Report only how many lines hold the word "Integrationsdefinitionen".

★ ★ ★ ★

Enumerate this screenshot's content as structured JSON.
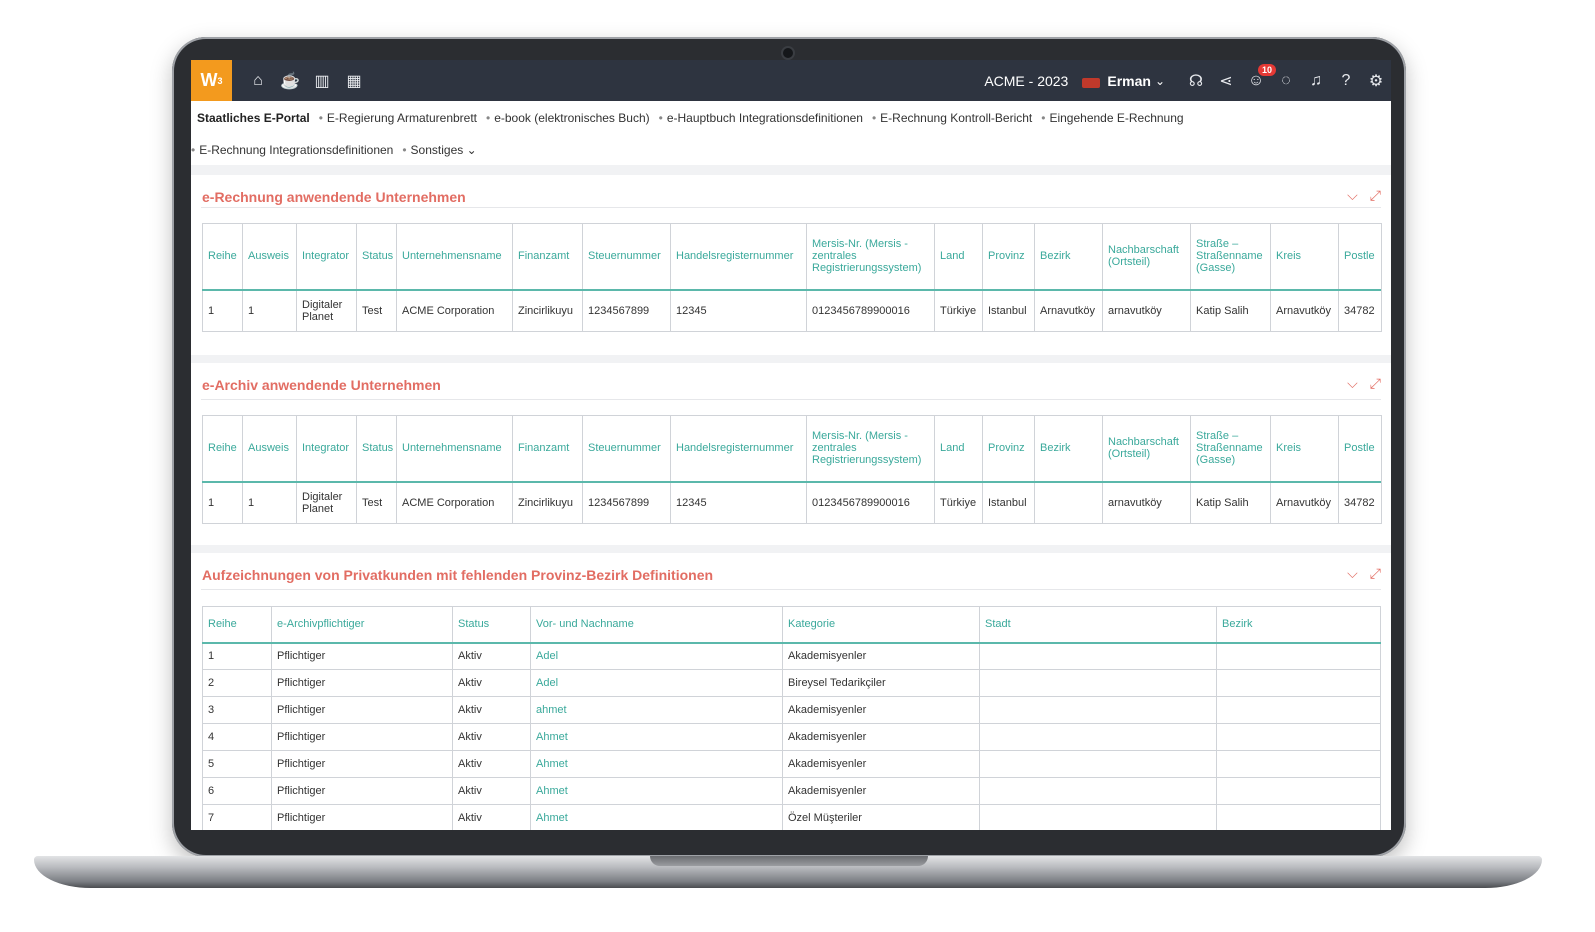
{
  "topbar": {
    "logo": "W",
    "logo_sup": "3",
    "nav_icons": [
      "home-icon",
      "coffee-icon",
      "chart-icon",
      "calendar-icon"
    ],
    "company": "ACME - 2023",
    "user": "Erman",
    "notification_count": "10"
  },
  "tabs": {
    "row1": [
      "Staatliches E-Portal",
      "E-Regierung Armaturenbrett",
      "e-book (elektronisches Buch)",
      "e-Hauptbuch Integrationsdefinitionen",
      "E-Rechnung Kontroll-Bericht",
      "Eingehende E-Rechnung"
    ],
    "row2": [
      "E-Rechnung Integrationsdefinitionen",
      "Sonstiges"
    ]
  },
  "panel1": {
    "title": "e-Rechnung anwendende Unternehmen",
    "headers": [
      "Reihe",
      "Ausweis",
      "Integrator",
      "Status",
      "Unternehmensname",
      "Finanzamt",
      "Steuernummer",
      "Handelsregisternummer",
      "Mersis-Nr. (Mersis - zentrales Registrierungssystem)",
      "Land",
      "Provinz",
      "Bezirk",
      "Nachbarschaft (Ortsteil)",
      "Straße – Straßenname (Gasse)",
      "Kreis",
      "Postle"
    ],
    "row": [
      "1",
      "1",
      "Digitaler Planet",
      "Test",
      "ACME Corporation",
      "Zincirlikuyu",
      "1234567899",
      "12345",
      "0123456789900016",
      "Türkiye",
      "Istanbul",
      "Arnavutköy",
      "arnavutköy",
      "Katip Salih",
      "Arnavutköy",
      "34782"
    ]
  },
  "panel2": {
    "title": "e-Archiv anwendende Unternehmen",
    "headers": [
      "Reihe",
      "Ausweis",
      "Integrator",
      "Status",
      "Unternehmensname",
      "Finanzamt",
      "Steuernummer",
      "Handelsregisternummer",
      "Mersis-Nr. (Mersis - zentrales Registrierungssystem)",
      "Land",
      "Provinz",
      "Bezirk",
      "Nachbarschaft (Ortsteil)",
      "Straße – Straßenname (Gasse)",
      "Kreis",
      "Postle"
    ],
    "row": [
      "1",
      "1",
      "Digitaler Planet",
      "Test",
      "ACME Corporation",
      "Zincirlikuyu",
      "1234567899",
      "12345",
      "0123456789900016",
      "Türkiye",
      "Istanbul",
      "",
      "arnavutköy",
      "Katip Salih",
      "Arnavutköy",
      "34782"
    ]
  },
  "panel3": {
    "title": "Aufzeichnungen von Privatkunden mit fehlenden Provinz-Bezirk Definitionen",
    "headers": [
      "Reihe",
      "e-Archivpflichtiger",
      "Status",
      "Vor- und Nachname",
      "Kategorie",
      "Stadt",
      "Bezirk"
    ],
    "rows": [
      [
        "1",
        "Pflichtiger",
        "Aktiv",
        "Adel",
        "Akademisyenler",
        "",
        ""
      ],
      [
        "2",
        "Pflichtiger",
        "Aktiv",
        "Adel",
        "Bireysel Tedarikçiler",
        "",
        ""
      ],
      [
        "3",
        "Pflichtiger",
        "Aktiv",
        "ahmet",
        "Akademisyenler",
        "",
        ""
      ],
      [
        "4",
        "Pflichtiger",
        "Aktiv",
        "Ahmet",
        "Akademisyenler",
        "",
        ""
      ],
      [
        "5",
        "Pflichtiger",
        "Aktiv",
        "Ahmet",
        "Akademisyenler",
        "",
        ""
      ],
      [
        "6",
        "Pflichtiger",
        "Aktiv",
        "Ahmet",
        "Akademisyenler",
        "",
        ""
      ],
      [
        "7",
        "Pflichtiger",
        "Aktiv",
        "Ahmet",
        "Özel Müşteriler",
        "",
        ""
      ]
    ]
  }
}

★ ★ ★ ★

▶ [THE RESULT] 2